◆ WORK INSTRUCTIONS
In the listing below, locate the lines that hold the string "text". Copy those lines.

◆ PROVIDED RECORDS
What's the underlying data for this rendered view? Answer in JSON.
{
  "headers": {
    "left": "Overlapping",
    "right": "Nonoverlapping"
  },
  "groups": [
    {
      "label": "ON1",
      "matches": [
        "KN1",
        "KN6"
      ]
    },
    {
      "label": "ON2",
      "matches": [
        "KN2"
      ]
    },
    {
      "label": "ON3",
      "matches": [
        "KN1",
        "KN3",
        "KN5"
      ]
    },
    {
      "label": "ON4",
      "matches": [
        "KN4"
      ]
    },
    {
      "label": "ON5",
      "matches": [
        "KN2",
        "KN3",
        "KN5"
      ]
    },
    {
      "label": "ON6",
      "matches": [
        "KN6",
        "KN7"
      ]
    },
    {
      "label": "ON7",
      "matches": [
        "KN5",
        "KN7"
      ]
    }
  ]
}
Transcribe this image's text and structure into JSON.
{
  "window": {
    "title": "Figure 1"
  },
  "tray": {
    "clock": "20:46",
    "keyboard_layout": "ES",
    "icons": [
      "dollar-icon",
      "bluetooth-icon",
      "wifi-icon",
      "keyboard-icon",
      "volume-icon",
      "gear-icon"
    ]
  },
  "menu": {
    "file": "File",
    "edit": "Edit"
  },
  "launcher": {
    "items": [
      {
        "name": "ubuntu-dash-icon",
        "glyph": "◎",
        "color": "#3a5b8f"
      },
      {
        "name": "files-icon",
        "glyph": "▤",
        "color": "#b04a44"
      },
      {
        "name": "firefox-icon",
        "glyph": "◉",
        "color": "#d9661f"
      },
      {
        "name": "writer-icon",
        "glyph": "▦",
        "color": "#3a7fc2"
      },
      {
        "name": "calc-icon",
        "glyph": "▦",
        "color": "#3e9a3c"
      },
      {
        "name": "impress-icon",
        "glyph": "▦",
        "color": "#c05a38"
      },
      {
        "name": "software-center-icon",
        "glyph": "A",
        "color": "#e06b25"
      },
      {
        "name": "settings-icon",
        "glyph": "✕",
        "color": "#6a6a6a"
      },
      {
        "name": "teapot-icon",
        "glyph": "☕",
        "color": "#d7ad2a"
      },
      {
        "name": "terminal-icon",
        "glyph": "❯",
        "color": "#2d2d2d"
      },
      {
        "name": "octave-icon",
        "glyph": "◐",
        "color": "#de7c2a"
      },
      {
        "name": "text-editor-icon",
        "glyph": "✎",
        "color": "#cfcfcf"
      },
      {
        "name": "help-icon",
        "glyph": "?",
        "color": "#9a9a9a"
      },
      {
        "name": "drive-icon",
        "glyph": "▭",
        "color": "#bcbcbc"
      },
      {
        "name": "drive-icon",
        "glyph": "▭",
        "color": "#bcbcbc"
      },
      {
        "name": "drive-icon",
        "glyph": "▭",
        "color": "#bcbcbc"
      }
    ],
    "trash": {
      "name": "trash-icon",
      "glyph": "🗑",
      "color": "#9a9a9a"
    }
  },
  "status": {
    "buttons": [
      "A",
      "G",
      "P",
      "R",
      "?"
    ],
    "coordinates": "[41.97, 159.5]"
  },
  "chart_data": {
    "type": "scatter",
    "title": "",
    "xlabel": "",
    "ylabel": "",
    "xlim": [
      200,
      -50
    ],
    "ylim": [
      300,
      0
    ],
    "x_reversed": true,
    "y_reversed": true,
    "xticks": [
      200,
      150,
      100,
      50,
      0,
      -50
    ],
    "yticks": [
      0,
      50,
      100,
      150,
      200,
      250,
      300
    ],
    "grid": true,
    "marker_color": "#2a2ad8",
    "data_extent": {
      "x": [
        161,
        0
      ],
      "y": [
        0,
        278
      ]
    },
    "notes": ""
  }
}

◆ ANSWER TO THE EXERCISE
Transcribe this image's text and structure into JSON.
        "name": "text-editor-icon",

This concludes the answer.